[Stored records]
#####

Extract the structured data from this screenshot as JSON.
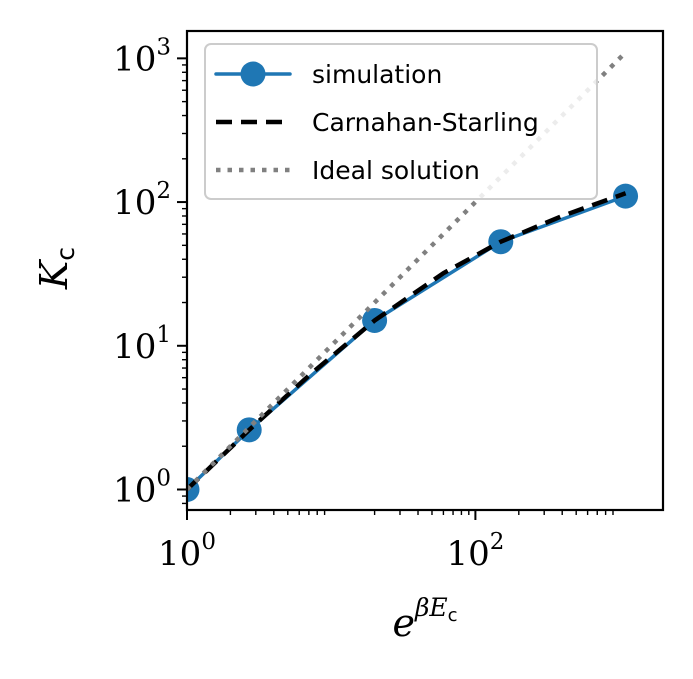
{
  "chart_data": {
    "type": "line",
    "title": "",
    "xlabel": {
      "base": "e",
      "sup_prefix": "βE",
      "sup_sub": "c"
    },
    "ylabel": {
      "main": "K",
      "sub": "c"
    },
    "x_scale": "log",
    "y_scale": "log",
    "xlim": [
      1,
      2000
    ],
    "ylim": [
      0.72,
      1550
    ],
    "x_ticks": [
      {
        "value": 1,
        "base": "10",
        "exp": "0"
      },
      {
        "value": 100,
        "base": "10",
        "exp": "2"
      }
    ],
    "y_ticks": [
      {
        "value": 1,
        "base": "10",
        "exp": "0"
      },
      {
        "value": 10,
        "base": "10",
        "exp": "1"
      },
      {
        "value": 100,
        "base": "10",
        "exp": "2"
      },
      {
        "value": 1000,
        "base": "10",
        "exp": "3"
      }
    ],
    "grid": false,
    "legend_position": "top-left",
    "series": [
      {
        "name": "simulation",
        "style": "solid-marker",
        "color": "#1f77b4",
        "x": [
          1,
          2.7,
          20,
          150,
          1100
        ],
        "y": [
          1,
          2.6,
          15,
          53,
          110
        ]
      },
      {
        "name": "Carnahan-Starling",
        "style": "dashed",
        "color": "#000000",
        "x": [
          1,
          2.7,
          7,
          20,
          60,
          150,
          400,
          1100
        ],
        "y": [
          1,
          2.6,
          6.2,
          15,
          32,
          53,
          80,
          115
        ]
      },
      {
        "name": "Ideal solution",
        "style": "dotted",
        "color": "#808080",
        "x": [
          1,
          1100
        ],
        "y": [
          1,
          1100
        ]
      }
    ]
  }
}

#####

--- TASK ---
Count the lines in the records above that contain the word "color", and give only the number.

--- EXPECTED ANSWER ---
3